## Recorded data
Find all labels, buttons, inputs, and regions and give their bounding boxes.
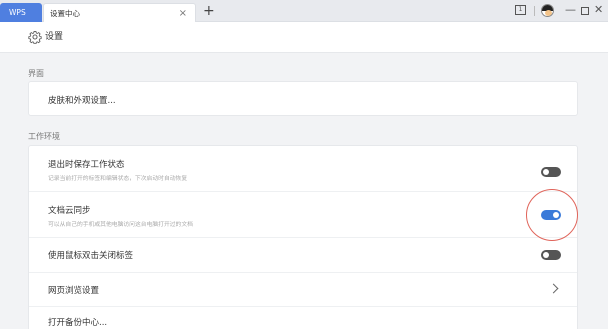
maximize-button[interactable] <box>581 7 589 15</box>
row-skin-appearance[interactable]: 皮肤和外观设置... <box>29 82 577 117</box>
section-label-workspace: 工作环境 <box>28 132 60 141</box>
save-work-state-toggle[interactable] <box>541 167 561 177</box>
minimize-button[interactable]: — <box>565 2 576 18</box>
card-workspace: 退出时保存工作状态 记录当前打开的标签和编辑状态，下次启动时自动恢复 文档云同步… <box>28 145 578 329</box>
row-title: 文档云同步 <box>48 206 91 216</box>
card-interface: 皮肤和外观设置... <box>28 81 578 116</box>
gear-icon <box>28 31 42 44</box>
section-label-interface: 界面 <box>28 69 44 78</box>
window-list-icon[interactable]: 1 <box>515 5 526 15</box>
row-title: 皮肤和外观设置... <box>48 96 116 106</box>
row-title: 退出时保存工作状态 <box>48 160 125 170</box>
tab-settings-center[interactable]: 设置中心 × <box>43 3 196 23</box>
row-title: 打开备份中心... <box>48 318 108 328</box>
highlight-circle <box>526 189 578 241</box>
close-icon[interactable]: × <box>179 4 187 23</box>
tab-bar: WPS 设置中心 × + 1 — ✕ <box>0 0 608 23</box>
row-double-click-close-tab: 使用鼠标双击关闭标签 <box>29 238 577 273</box>
page-title: 设置 <box>45 32 64 42</box>
tab-wps-home[interactable]: WPS <box>0 3 42 22</box>
avatar[interactable] <box>541 4 554 17</box>
row-description: 记录当前打开的标签和编辑状态，下次启动时自动恢复 <box>48 176 188 182</box>
tab-title: 设置中心 <box>50 9 80 18</box>
window-close-button[interactable]: ✕ <box>594 2 603 18</box>
row-description: 可以从自己的手机或其他电脑访问这台电脑打开过的文档 <box>48 222 193 228</box>
toggle-knob <box>543 169 549 175</box>
avatar-face <box>545 10 552 16</box>
row-title: 网页浏览设置 <box>48 286 100 296</box>
row-cloud-sync: 文档云同步 可以从自己的手机或其他电脑访问这台电脑打开过的文档 <box>29 192 577 238</box>
row-web-browsing-settings[interactable]: 网页浏览设置 <box>29 273 577 307</box>
toggle-knob <box>543 252 549 258</box>
page-header: 设置 <box>0 22 608 53</box>
row-save-work-state: 退出时保存工作状态 记录当前打开的标签和编辑状态，下次启动时自动恢复 <box>29 146 577 192</box>
chevron-right-icon <box>548 283 559 294</box>
row-title: 使用鼠标双击关闭标签 <box>48 251 134 261</box>
divider <box>534 6 535 16</box>
double-click-close-tab-toggle[interactable] <box>541 250 561 260</box>
new-tab-button[interactable]: + <box>203 2 215 20</box>
row-open-backup-center[interactable]: 打开备份中心... <box>29 307 577 329</box>
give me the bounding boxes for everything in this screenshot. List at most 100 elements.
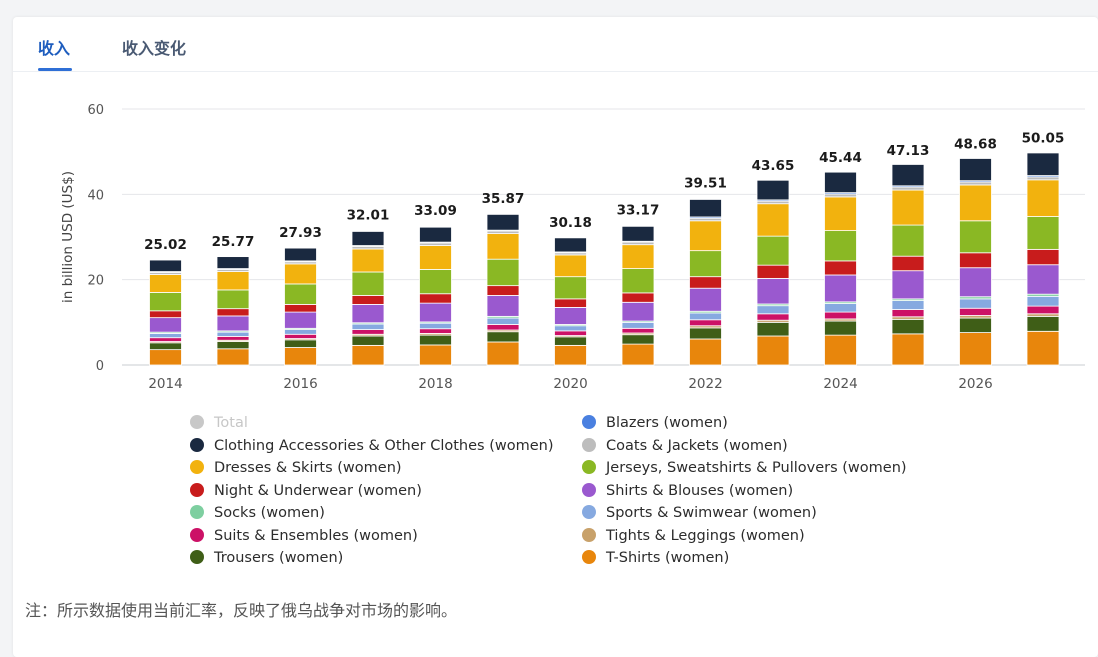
bar-segment[interactable] bbox=[689, 327, 722, 340]
bar-segment[interactable] bbox=[419, 334, 452, 346]
bar-segment[interactable] bbox=[351, 329, 385, 335]
bar-segment[interactable] bbox=[284, 247, 317, 262]
bar-segment[interactable] bbox=[216, 348, 250, 366]
bar-segment[interactable] bbox=[486, 295, 520, 317]
bar-segment[interactable] bbox=[216, 289, 250, 310]
bar-segment[interactable] bbox=[554, 325, 587, 332]
bar-segment[interactable] bbox=[824, 311, 857, 320]
bar-segment[interactable] bbox=[891, 186, 925, 191]
bar-segment[interactable] bbox=[149, 317, 182, 333]
bar-segment[interactable] bbox=[959, 158, 992, 182]
bar-segment[interactable] bbox=[824, 230, 857, 262]
bar-segment[interactable] bbox=[554, 298, 587, 308]
bar-segment[interactable] bbox=[621, 225, 655, 242]
bar-segment[interactable] bbox=[756, 335, 790, 366]
bar-segment[interactable] bbox=[486, 317, 520, 325]
bar-segment[interactable] bbox=[756, 264, 790, 279]
bar-segment[interactable] bbox=[554, 237, 587, 253]
legend-item[interactable]: Shirts & Blouses (women) bbox=[582, 482, 793, 503]
bar-segment[interactable] bbox=[216, 308, 250, 317]
bar-segment[interactable] bbox=[959, 332, 992, 366]
bar-segment[interactable] bbox=[689, 199, 722, 218]
bar-segment[interactable] bbox=[554, 330, 587, 336]
bar-segment[interactable] bbox=[1026, 264, 1060, 295]
bar-segment[interactable] bbox=[419, 302, 452, 323]
bar-segment[interactable] bbox=[824, 274, 857, 303]
bar-segment[interactable] bbox=[351, 271, 385, 296]
legend-item[interactable]: Dresses & Skirts (women) bbox=[190, 460, 402, 480]
bar-segment[interactable] bbox=[351, 323, 385, 330]
bar-segment[interactable] bbox=[554, 306, 587, 325]
bar-segment[interactable] bbox=[621, 268, 655, 294]
bar-segment[interactable] bbox=[689, 338, 722, 366]
bar-segment[interactable] bbox=[351, 295, 385, 305]
bar-segment[interactable] bbox=[621, 334, 655, 345]
bar-segment[interactable] bbox=[1026, 152, 1060, 176]
bar-segment[interactable] bbox=[824, 193, 857, 198]
bar-segment[interactable] bbox=[959, 184, 992, 222]
bar-segment[interactable] bbox=[351, 344, 385, 366]
bar-segment[interactable] bbox=[284, 263, 317, 285]
bar-segment[interactable] bbox=[959, 298, 992, 309]
bar-segment[interactable] bbox=[959, 307, 992, 316]
bar-segment[interactable] bbox=[891, 224, 925, 257]
legend-item[interactable]: T-Shirts (women) bbox=[582, 550, 729, 570]
bar-segment[interactable] bbox=[149, 349, 182, 366]
bar-segment[interactable] bbox=[621, 244, 655, 269]
bar-segment[interactable] bbox=[351, 231, 385, 246]
legend-item[interactable]: Jerseys, Sweatshirts & Pullovers (women) bbox=[582, 460, 907, 480]
bar-segment[interactable] bbox=[824, 303, 857, 313]
bar-segment[interactable] bbox=[554, 276, 587, 300]
bar-segment[interactable] bbox=[959, 252, 992, 269]
bar-segment[interactable] bbox=[284, 333, 317, 339]
legend-item[interactable]: Clothing Accessories & Other Clothes (wo… bbox=[190, 437, 553, 458]
bar-segment[interactable] bbox=[891, 318, 925, 335]
bar-segment[interactable] bbox=[284, 311, 317, 329]
bar-segment[interactable] bbox=[149, 310, 182, 319]
bar-segment[interactable] bbox=[756, 203, 790, 237]
bar-segment[interactable] bbox=[216, 256, 250, 269]
bar-segment[interactable] bbox=[419, 293, 452, 304]
bar-segment[interactable] bbox=[1026, 330, 1060, 366]
legend-item[interactable]: Coats & Jackets (women) bbox=[582, 437, 788, 458]
bar-segment[interactable] bbox=[351, 248, 385, 273]
bar-segment[interactable] bbox=[824, 334, 857, 366]
bar-segment[interactable] bbox=[1026, 176, 1060, 181]
bar-segment[interactable] bbox=[216, 331, 250, 337]
legend-item[interactable]: Night & Underwear (women) bbox=[190, 482, 422, 503]
bar-segment[interactable] bbox=[891, 270, 925, 300]
bar-segment[interactable] bbox=[284, 283, 317, 305]
bar-segment[interactable] bbox=[284, 304, 317, 313]
bar-segment[interactable] bbox=[891, 309, 925, 318]
bar-segment[interactable] bbox=[1026, 179, 1060, 217]
bar-segment[interactable] bbox=[419, 344, 452, 366]
bar-segment[interactable] bbox=[621, 292, 655, 303]
bar-segment[interactable] bbox=[621, 301, 655, 322]
bar-segment[interactable] bbox=[216, 336, 250, 341]
bar-segment[interactable] bbox=[216, 271, 250, 291]
bar-segment[interactable] bbox=[419, 269, 452, 295]
bar-segment[interactable] bbox=[689, 220, 722, 252]
bar-segment[interactable] bbox=[756, 321, 790, 337]
bar-segment[interactable] bbox=[959, 267, 992, 298]
bar-segment[interactable] bbox=[756, 305, 790, 315]
bar-segment[interactable] bbox=[891, 333, 925, 366]
bar-segment[interactable] bbox=[351, 335, 385, 346]
bar-segment[interactable] bbox=[689, 319, 722, 327]
bar-segment[interactable] bbox=[621, 343, 655, 366]
legend-item[interactable]: Tights & Leggings (women) bbox=[582, 527, 805, 548]
bar-segment[interactable] bbox=[1026, 305, 1060, 315]
bar-segment[interactable] bbox=[284, 329, 317, 335]
bar-segment[interactable] bbox=[891, 189, 925, 226]
legend-item[interactable]: Sports & Swimwear (women) bbox=[582, 505, 817, 525]
bar-segment[interactable] bbox=[756, 313, 790, 321]
bar-segment[interactable] bbox=[689, 250, 722, 278]
legend-item[interactable]: Blazers (women) bbox=[582, 415, 728, 435]
legend-item[interactable]: Socks (women) bbox=[190, 505, 325, 525]
legend-item[interactable]: Total bbox=[190, 415, 248, 435]
bar-segment[interactable] bbox=[824, 320, 857, 336]
bar-segment[interactable] bbox=[756, 277, 790, 305]
legend-item[interactable]: Trousers (women) bbox=[190, 550, 343, 570]
bar-segment[interactable] bbox=[554, 344, 587, 366]
bar-segment[interactable] bbox=[1026, 216, 1060, 250]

## Task instructions
Reproduce everything from the line containing "bar-segment[interactable] bbox=[689, 327, 722, 340]" down to the line containing "bar-segment[interactable] bbox=[351, 323, 385, 330]", substituting "legend-entry" for "legend-item" and leaving all else as is.

## Response below
bar-segment[interactable] bbox=[689, 327, 722, 340]
bar-segment[interactable] bbox=[419, 334, 452, 346]
bar-segment[interactable] bbox=[351, 329, 385, 335]
bar-segment[interactable] bbox=[284, 247, 317, 262]
bar-segment[interactable] bbox=[216, 348, 250, 366]
bar-segment[interactable] bbox=[486, 295, 520, 317]
bar-segment[interactable] bbox=[216, 289, 250, 310]
bar-segment[interactable] bbox=[554, 325, 587, 332]
bar-segment[interactable] bbox=[824, 311, 857, 320]
bar-segment[interactable] bbox=[891, 186, 925, 191]
bar-segment[interactable] bbox=[149, 317, 182, 333]
bar-segment[interactable] bbox=[959, 158, 992, 182]
bar-segment[interactable] bbox=[824, 230, 857, 262]
bar-segment[interactable] bbox=[554, 298, 587, 308]
bar-segment[interactable] bbox=[621, 225, 655, 242]
bar-segment[interactable] bbox=[756, 335, 790, 366]
bar-segment[interactable] bbox=[486, 317, 520, 325]
bar-segment[interactable] bbox=[756, 264, 790, 279]
bar-segment[interactable] bbox=[554, 237, 587, 253]
legend-entry[interactable]: Shirts & Blouses (women) bbox=[582, 482, 793, 503]
bar-segment[interactable] bbox=[216, 308, 250, 317]
bar-segment[interactable] bbox=[959, 332, 992, 366]
bar-segment[interactable] bbox=[689, 199, 722, 218]
bar-segment[interactable] bbox=[554, 330, 587, 336]
bar-segment[interactable] bbox=[1026, 264, 1060, 295]
bar-segment[interactable] bbox=[419, 302, 452, 323]
bar-segment[interactable] bbox=[824, 274, 857, 303]
bar-segment[interactable] bbox=[351, 271, 385, 296]
legend-entry[interactable]: Dresses & Skirts (women) bbox=[190, 460, 402, 480]
bar-segment[interactable] bbox=[351, 323, 385, 330]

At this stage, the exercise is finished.